[THE REQUEST]
In full and without deviation, write out the entries that follow.

***** TASK MATERIAL

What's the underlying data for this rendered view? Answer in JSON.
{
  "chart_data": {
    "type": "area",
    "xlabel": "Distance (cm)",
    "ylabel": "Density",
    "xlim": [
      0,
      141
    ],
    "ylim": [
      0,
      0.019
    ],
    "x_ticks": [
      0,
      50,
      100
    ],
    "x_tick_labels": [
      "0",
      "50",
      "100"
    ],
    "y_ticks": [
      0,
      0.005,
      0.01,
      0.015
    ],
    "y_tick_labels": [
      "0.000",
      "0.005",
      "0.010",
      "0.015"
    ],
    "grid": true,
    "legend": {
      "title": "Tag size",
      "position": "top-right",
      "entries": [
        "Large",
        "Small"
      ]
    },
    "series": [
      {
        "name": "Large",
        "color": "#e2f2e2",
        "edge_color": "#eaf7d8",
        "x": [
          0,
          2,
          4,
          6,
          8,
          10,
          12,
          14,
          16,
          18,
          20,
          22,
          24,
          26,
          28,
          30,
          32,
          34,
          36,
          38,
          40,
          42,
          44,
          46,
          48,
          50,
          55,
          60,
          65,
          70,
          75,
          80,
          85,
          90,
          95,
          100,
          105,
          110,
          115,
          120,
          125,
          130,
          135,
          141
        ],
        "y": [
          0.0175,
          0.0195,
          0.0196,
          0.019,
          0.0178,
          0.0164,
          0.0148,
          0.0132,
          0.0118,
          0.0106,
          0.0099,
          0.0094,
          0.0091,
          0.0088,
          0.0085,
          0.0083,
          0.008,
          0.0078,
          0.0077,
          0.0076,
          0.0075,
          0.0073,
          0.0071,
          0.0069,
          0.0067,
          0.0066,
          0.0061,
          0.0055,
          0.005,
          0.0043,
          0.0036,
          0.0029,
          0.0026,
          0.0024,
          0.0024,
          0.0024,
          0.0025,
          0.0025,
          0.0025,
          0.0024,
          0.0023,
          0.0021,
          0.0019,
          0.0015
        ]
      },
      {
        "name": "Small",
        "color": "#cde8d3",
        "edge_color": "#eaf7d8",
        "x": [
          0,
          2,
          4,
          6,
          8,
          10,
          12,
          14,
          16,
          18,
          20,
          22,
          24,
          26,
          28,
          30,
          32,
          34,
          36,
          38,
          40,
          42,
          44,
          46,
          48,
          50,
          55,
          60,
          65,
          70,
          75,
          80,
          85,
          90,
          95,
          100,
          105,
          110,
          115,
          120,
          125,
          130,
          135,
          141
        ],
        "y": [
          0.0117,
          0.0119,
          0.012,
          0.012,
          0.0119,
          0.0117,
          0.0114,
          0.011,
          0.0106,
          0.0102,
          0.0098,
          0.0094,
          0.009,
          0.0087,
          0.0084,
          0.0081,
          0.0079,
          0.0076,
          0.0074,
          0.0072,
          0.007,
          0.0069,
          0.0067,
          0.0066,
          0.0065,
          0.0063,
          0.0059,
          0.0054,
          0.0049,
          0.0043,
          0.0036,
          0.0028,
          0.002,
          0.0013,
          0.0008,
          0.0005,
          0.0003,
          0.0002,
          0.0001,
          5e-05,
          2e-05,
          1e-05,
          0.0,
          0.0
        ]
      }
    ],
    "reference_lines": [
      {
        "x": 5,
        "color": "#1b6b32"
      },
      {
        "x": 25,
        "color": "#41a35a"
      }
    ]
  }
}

**********

[RESULT OF THE TASK]
What's the underlying data for this rendered view? Answer in JSON.
{
  "chart_data": {
    "type": "area",
    "xlabel": "Distance (cm)",
    "ylabel": "Density",
    "xlim": [
      0,
      141
    ],
    "ylim": [
      0,
      0.019
    ],
    "x_ticks": [
      0,
      50,
      100
    ],
    "x_tick_labels": [
      "0",
      "50",
      "100"
    ],
    "y_ticks": [
      0,
      0.005,
      0.01,
      0.015
    ],
    "y_tick_labels": [
      "0.000",
      "0.005",
      "0.010",
      "0.015"
    ],
    "grid": true,
    "legend": {
      "title": "Tag size",
      "position": "top-right",
      "entries": [
        "Large",
        "Small"
      ]
    },
    "series": [
      {
        "name": "Large",
        "color": "#e2f2e2",
        "edge_color": "#eaf7d8",
        "x": [
          0,
          2,
          4,
          6,
          8,
          10,
          12,
          14,
          16,
          18,
          20,
          22,
          24,
          26,
          28,
          30,
          32,
          34,
          36,
          38,
          40,
          42,
          44,
          46,
          48,
          50,
          55,
          60,
          65,
          70,
          75,
          80,
          85,
          90,
          95,
          100,
          105,
          110,
          115,
          120,
          125,
          130,
          135,
          141
        ],
        "y": [
          0.0175,
          0.0195,
          0.0196,
          0.019,
          0.0178,
          0.0164,
          0.0148,
          0.0132,
          0.0118,
          0.0106,
          0.0099,
          0.0094,
          0.0091,
          0.0088,
          0.0085,
          0.0083,
          0.008,
          0.0078,
          0.0077,
          0.0076,
          0.0075,
          0.0073,
          0.0071,
          0.0069,
          0.0067,
          0.0066,
          0.0061,
          0.0055,
          0.005,
          0.0043,
          0.0036,
          0.0029,
          0.0026,
          0.0024,
          0.0024,
          0.0024,
          0.0025,
          0.0025,
          0.0025,
          0.0024,
          0.0023,
          0.0021,
          0.0019,
          0.0015
        ]
      },
      {
        "name": "Small",
        "color": "#cde8d3",
        "edge_color": "#eaf7d8",
        "x": [
          0,
          2,
          4,
          6,
          8,
          10,
          12,
          14,
          16,
          18,
          20,
          22,
          24,
          26,
          28,
          30,
          32,
          34,
          36,
          38,
          40,
          42,
          44,
          46,
          48,
          50,
          55,
          60,
          65,
          70,
          75,
          80,
          85,
          90,
          95,
          100,
          105,
          110,
          115,
          120,
          125,
          130,
          135,
          141
        ],
        "y": [
          0.0117,
          0.0119,
          0.012,
          0.012,
          0.0119,
          0.0117,
          0.0114,
          0.011,
          0.0106,
          0.0102,
          0.0098,
          0.0094,
          0.009,
          0.0087,
          0.0084,
          0.0081,
          0.0079,
          0.0076,
          0.0074,
          0.0072,
          0.007,
          0.0069,
          0.0067,
          0.0066,
          0.0065,
          0.0063,
          0.0059,
          0.0054,
          0.0049,
          0.0043,
          0.0036,
          0.0028,
          0.002,
          0.0013,
          0.0008,
          0.0005,
          0.0003,
          0.0002,
          0.0001,
          5e-05,
          2e-05,
          1e-05,
          0.0,
          0.0
        ]
      }
    ],
    "reference_lines": [
      {
        "x": 5,
        "color": "#1b6b32"
      },
      {
        "x": 25,
        "color": "#41a35a"
      }
    ]
  }
}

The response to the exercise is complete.